WHAT THE TASK ASKS: Return the material below word for word, starting at the line that contains "Output each element" and ending at the line that contains "stop-label[interactable]: Stop: 16.519", with both of those lines included.

---------- ENTRIES ----------

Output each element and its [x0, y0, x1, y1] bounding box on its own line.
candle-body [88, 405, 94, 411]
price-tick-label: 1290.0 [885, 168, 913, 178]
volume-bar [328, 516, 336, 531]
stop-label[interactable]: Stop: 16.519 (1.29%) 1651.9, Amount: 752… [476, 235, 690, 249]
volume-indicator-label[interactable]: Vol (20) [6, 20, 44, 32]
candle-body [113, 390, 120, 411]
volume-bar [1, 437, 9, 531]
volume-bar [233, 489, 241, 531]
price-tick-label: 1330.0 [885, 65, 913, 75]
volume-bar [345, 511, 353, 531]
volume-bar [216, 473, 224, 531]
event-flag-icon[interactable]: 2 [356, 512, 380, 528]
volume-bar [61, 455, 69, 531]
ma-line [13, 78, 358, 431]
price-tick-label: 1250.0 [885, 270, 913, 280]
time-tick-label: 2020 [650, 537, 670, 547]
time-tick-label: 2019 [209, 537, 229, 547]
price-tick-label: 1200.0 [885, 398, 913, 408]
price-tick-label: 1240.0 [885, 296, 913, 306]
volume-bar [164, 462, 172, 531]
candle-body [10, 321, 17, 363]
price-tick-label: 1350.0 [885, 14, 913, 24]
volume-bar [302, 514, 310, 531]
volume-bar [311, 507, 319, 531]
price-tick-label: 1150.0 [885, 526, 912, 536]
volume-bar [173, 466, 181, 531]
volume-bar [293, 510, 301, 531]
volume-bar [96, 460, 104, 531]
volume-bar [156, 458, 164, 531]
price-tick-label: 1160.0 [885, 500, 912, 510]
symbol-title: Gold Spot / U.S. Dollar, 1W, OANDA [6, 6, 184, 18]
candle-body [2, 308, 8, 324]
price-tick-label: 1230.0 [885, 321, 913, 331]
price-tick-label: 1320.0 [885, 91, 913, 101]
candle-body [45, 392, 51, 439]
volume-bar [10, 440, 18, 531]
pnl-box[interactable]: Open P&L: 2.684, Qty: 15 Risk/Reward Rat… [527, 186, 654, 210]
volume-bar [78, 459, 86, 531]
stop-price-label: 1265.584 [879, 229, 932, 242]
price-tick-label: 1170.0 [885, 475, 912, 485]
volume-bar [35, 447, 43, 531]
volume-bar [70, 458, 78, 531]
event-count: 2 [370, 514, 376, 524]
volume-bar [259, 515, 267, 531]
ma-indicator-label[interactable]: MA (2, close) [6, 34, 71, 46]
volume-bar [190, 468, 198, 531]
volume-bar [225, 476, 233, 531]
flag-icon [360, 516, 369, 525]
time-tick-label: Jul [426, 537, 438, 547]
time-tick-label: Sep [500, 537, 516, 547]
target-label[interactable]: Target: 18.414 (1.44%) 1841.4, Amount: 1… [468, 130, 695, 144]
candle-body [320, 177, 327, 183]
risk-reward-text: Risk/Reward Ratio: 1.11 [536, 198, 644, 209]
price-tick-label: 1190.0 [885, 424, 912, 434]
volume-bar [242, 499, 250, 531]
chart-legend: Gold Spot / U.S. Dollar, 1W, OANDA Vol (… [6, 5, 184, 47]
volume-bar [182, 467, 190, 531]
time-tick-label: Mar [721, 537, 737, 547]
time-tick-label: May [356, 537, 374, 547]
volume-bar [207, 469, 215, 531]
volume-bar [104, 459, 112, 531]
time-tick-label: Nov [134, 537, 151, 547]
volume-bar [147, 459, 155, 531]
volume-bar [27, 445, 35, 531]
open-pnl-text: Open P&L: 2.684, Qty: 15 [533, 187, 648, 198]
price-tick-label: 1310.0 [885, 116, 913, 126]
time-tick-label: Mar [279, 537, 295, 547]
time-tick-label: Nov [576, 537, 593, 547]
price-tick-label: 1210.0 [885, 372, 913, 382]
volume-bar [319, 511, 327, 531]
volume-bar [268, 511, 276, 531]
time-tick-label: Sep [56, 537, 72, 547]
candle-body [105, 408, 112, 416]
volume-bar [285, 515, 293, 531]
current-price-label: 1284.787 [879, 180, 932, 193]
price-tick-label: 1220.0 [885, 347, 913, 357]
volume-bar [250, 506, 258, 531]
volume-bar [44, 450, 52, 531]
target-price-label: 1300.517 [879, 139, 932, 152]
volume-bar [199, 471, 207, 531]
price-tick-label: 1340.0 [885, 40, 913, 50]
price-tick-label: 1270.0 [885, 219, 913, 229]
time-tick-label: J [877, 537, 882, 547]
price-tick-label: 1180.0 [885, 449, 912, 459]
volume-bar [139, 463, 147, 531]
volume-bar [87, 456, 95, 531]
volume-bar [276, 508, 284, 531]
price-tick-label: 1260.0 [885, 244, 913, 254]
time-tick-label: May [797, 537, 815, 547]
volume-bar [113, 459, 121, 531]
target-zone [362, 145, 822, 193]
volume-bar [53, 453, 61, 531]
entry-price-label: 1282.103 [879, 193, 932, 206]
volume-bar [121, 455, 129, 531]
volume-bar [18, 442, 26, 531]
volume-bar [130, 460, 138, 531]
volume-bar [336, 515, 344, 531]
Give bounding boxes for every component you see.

----------
---------- ENTRIES ----------

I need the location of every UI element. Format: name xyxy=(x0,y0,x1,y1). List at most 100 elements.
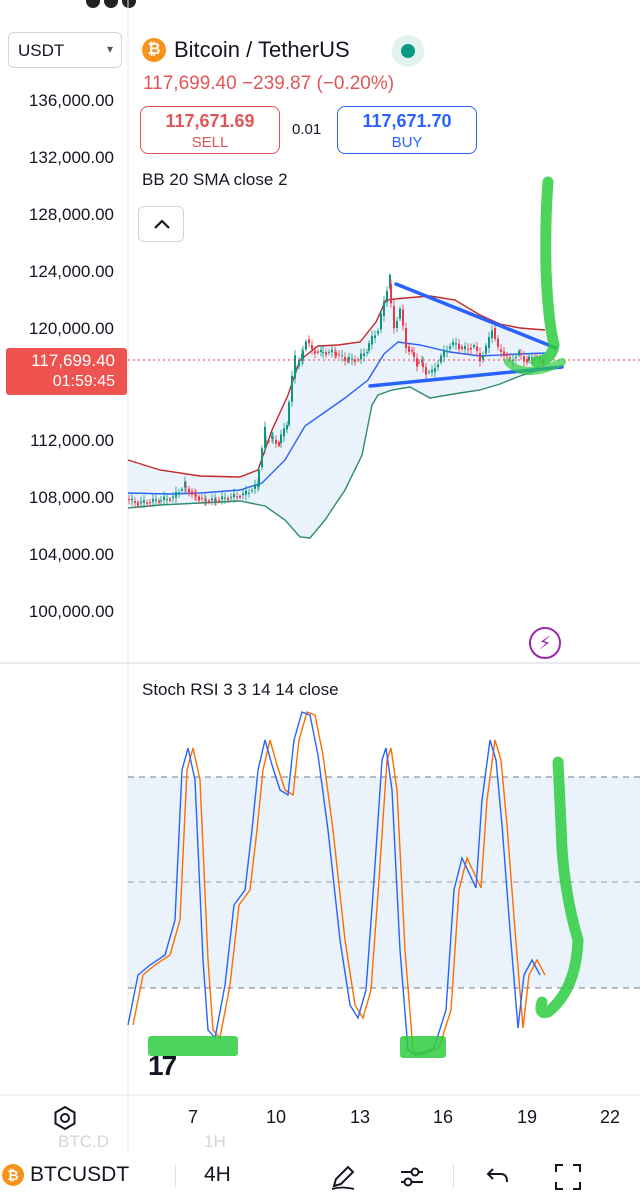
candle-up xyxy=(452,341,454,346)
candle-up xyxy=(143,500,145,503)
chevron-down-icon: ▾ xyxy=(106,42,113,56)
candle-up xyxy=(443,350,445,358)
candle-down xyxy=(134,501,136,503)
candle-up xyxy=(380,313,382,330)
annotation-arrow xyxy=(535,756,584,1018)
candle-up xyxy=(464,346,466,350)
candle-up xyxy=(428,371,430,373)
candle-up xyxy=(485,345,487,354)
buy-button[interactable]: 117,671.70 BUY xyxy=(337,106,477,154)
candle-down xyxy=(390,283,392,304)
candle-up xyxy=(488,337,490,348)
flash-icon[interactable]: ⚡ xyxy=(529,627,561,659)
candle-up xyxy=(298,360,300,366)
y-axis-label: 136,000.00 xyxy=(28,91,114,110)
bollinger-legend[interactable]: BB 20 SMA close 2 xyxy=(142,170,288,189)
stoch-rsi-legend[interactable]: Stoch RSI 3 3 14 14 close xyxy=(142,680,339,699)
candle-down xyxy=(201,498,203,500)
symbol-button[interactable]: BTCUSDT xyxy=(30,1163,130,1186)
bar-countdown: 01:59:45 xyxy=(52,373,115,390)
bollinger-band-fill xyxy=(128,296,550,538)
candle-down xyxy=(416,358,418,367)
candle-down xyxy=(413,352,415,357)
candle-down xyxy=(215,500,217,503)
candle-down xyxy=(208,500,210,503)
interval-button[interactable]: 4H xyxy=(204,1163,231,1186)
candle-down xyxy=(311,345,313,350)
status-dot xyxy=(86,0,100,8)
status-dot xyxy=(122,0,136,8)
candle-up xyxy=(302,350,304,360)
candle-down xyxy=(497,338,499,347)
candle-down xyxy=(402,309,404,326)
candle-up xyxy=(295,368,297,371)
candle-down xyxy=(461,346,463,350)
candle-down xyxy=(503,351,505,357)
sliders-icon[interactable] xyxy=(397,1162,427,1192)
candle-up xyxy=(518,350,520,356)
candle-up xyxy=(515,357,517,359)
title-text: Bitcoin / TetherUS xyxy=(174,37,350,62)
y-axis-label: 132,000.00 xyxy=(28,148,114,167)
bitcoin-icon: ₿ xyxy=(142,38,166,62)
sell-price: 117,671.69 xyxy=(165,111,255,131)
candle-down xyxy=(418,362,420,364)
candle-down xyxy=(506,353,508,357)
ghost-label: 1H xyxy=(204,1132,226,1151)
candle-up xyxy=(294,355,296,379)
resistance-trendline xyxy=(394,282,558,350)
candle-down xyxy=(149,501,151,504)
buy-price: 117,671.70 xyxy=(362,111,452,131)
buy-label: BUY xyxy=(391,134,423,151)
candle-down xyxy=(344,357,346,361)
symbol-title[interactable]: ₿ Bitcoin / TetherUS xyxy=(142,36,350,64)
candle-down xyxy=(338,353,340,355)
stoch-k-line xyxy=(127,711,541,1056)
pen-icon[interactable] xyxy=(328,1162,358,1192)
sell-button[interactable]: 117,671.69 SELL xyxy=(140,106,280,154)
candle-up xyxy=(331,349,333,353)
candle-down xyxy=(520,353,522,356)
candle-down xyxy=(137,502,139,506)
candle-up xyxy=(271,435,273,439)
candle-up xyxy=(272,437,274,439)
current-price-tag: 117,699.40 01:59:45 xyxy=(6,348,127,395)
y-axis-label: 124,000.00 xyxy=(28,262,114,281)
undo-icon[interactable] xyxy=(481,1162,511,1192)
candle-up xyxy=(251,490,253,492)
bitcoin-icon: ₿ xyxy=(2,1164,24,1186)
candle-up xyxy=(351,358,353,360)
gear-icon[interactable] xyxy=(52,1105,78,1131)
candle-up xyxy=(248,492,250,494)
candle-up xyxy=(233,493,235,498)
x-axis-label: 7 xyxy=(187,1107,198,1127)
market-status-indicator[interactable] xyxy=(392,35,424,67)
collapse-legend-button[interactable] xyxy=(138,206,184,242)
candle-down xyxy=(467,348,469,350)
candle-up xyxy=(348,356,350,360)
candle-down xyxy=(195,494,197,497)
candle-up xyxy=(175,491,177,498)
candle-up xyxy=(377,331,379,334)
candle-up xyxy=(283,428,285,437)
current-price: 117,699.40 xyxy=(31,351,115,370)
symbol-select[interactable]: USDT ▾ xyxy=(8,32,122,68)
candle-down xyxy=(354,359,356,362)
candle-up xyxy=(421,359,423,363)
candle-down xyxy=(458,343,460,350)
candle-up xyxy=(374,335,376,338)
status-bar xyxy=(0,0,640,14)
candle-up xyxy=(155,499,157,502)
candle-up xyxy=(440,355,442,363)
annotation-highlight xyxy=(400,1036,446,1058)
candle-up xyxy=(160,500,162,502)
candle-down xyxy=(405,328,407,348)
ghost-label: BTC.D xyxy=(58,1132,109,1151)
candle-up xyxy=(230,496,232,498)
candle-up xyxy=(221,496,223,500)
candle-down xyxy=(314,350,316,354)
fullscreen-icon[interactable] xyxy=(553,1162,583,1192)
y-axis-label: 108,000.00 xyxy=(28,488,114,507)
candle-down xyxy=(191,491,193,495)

----------

REPLY:
Output each element and its [x0, y0, x1, y1] bounding box on its own line.
candle-body [88, 405, 94, 411]
price-tick-label: 1290.0 [885, 168, 913, 178]
volume-bar [328, 516, 336, 531]
stop-label[interactable]: Stop: 16.519 (1.29%) 1651.9, Amount: 752… [476, 235, 690, 249]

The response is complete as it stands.